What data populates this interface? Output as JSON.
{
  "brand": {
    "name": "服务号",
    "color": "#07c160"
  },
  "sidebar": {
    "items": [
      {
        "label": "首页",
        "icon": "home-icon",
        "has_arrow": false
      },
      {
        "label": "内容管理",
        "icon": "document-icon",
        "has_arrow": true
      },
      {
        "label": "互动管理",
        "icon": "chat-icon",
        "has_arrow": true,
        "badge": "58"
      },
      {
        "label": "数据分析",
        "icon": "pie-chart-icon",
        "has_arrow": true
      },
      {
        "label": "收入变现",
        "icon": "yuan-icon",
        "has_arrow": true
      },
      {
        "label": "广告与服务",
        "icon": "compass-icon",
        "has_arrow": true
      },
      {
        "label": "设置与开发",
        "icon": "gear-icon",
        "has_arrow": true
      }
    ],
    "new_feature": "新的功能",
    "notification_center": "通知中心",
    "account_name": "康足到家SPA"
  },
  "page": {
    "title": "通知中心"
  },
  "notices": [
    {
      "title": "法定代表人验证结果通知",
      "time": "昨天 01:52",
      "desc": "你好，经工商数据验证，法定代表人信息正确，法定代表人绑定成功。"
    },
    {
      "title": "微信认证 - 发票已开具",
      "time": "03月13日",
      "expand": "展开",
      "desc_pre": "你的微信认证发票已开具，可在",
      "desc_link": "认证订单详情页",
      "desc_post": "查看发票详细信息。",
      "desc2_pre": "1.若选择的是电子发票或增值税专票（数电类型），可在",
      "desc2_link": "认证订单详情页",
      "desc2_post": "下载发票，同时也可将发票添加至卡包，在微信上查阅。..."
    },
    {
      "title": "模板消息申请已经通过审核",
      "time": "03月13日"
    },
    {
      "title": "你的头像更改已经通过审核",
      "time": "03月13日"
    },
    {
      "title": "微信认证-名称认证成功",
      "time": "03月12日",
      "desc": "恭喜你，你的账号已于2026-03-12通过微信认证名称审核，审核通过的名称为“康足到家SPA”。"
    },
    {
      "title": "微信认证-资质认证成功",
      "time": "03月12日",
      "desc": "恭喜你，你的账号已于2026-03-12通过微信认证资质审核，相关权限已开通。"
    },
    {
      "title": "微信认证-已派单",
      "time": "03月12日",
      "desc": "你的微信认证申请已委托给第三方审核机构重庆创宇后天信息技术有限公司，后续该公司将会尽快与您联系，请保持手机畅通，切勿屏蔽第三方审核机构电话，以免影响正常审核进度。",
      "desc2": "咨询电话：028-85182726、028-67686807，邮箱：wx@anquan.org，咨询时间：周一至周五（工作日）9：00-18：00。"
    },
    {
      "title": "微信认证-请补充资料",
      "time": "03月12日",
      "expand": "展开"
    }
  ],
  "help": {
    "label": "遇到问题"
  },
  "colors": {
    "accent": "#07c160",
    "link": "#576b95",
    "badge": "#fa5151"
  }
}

○ ○ ○ ○ ○

*WHAT YOU NEED TO DO*. Indicate how many lines of the material contain the string "通知中心", giving the number and nothing more.

*CORRECT OUTPUT*. 2